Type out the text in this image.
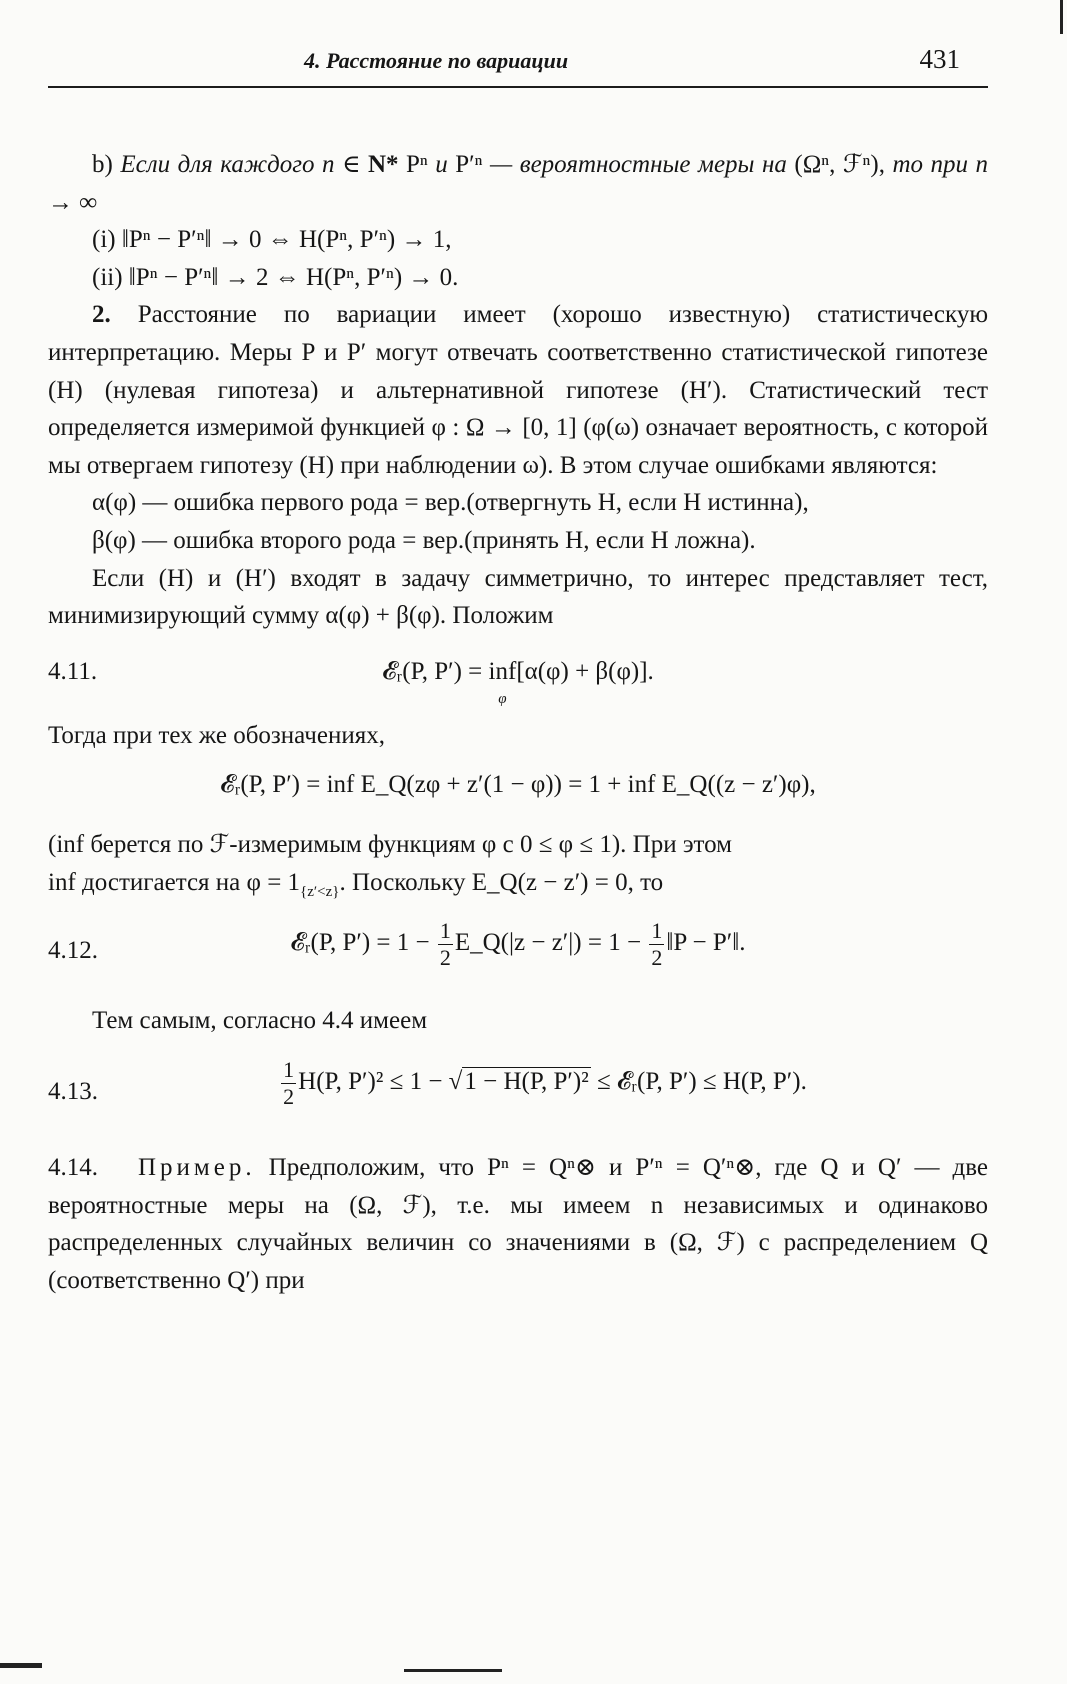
4. Расстояние по вариации	431

b) Если для каждого n ∈ N* Pⁿ и P′ⁿ — вероятностные меры на (Ωⁿ, ℱⁿ), то при n → ∞

(i) ‖Pⁿ − P′ⁿ‖ → 0 ⇔ H(Pⁿ, P′ⁿ) → 1,

(ii) ‖Pⁿ − P′ⁿ‖ → 2 ⇔ H(Pⁿ, P′ⁿ) → 0.

2. Расстояние по вариации имеет (хорошо известную) статистическую интерпретацию. Меры P и P′ могут отвечать соответственно статистической гипотезе (H) (нулевая гипотеза) и альтернативной гипотезе (H′). Статистический тест определяется измеримой функцией φ : Ω → [0, 1] (φ(ω) означает вероятность, с которой мы отвергаем гипотезу (H) при наблюдении ω). В этом случае ошибками являются:

α(φ) — ошибка первого рода = вер.(отвергнуть H, если H истинна),

β(φ) — ошибка второго рода = вер.(принять H, если H ложна).

Если (H) и (H′) входят в задачу симметрично, то интерес представляет тест, минимизирующий сумму α(φ) + β(φ). Положим

4.11.	𝓔ᵣ(P, P′) = inf
φ
[α(φ) + β(φ)].

Тогда при тех же обозначениях,

𝓔ᵣ(P, P′) = inf E_Q(zφ + z′(1 − φ)) = 1 + inf E_Q((z − z′)φ),

(inf берется по ℱ-измеримым функциям φ с 0 ≤ φ ≤ 1). При этом

inf достигается на $\varphi = 1_{\{z'<z\}}$. Поскольку E_Q(z − z′) = 0, то

4.12.	𝓔ᵣ(P, $P') = 1 - \frac{1}{2}$ E_Q(|z − $z'|) = 1 - \frac{1}{2}$ ‖P − P′‖.

Тем самым, согласно 4.4 имеем

4.13.	$\frac{1}{2} H(P$, P′)² ≤ 1 − √1 − H(P, P′)² ≤ 𝓔ᵣ(P, P′) ≤ H(P, P′).

4.14. Пример. Предположим, что Pⁿ = Qⁿ⊗ и P′ⁿ = Q′ⁿ⊗, где Q и Q′ — две вероятностные меры на (Ω, ℱ), т.е. мы имеем n независимых и одинаково распределенных случайных величин со значениями в (Ω, ℱ) с распределением Q (соответственно Q′) при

> [Brief]: Repeat the data exactly, excluding the pictures.

> [Written reply]:
Type out the text in this image.
4. Расстояние по вариации	431

b) Если для каждого n ∈ N* Pⁿ и P′ⁿ — вероятностные меры на (Ωⁿ, ℱⁿ), то при n → ∞

(i) ‖Pⁿ − P′ⁿ‖ → 0 ⇔ H(Pⁿ, P′ⁿ) → 1,

(ii) ‖Pⁿ − P′ⁿ‖ → 2 ⇔ H(Pⁿ, P′ⁿ) → 0.

2. Расстояние по вариации имеет (хорошо известную) статистическую интерпретацию. Меры P и P′ могут отвечать соответственно статистической гипотезе (H) (нулевая гипотеза) и альтернативной гипотезе (H′). Статистический тест определяется измеримой функцией φ : Ω → [0, 1] (φ(ω) означает вероятность, с которой мы отвергаем гипотезу (H) при наблюдении ω). В этом случае ошибками являются:

α(φ) — ошибка первого рода = вер.(отвергнуть H, если H истинна),

β(φ) — ошибка второго рода = вер.(принять H, если H ложна).

Если (H) и (H′) входят в задачу симметрично, то интерес представляет тест, минимизирующий сумму α(φ) + β(φ). Положим

4.11.	𝓔ᵣ(P, P′) = inf
φ
[α(φ) + β(φ)].

Тогда при тех же обозначениях,

𝓔ᵣ(P, P′) = inf E_Q(zφ + z′(1 − φ)) = 1 + inf E_Q((z − z′)φ),

(inf берется по ℱ-измеримым функциям φ с 0 ≤ φ ≤ 1). При этом

inf достигается на $\varphi = 1_{\{z'<z\}}$. Поскольку E_Q(z − z′) = 0, то

4.12.	𝓔ᵣ(P, $P') = 1 - \frac{1}{2}$ E_Q(|z − $z'|) = 1 - \frac{1}{2}$ ‖P − P′‖.

Тем самым, согласно 4.4 имеем

4.13.	$\frac{1}{2} H(P$, P′)² ≤ 1 − √1 − H(P, P′)² ≤ 𝓔ᵣ(P, P′) ≤ H(P, P′).

4.14. Пример. Предположим, что Pⁿ = Qⁿ⊗ и P′ⁿ = Q′ⁿ⊗, где Q и Q′ — две вероятностные меры на (Ω, ℱ), т.е. мы имеем n независимых и одинаково распределенных случайных величин со значениями в (Ω, ℱ) с распределением Q (соответственно Q′) при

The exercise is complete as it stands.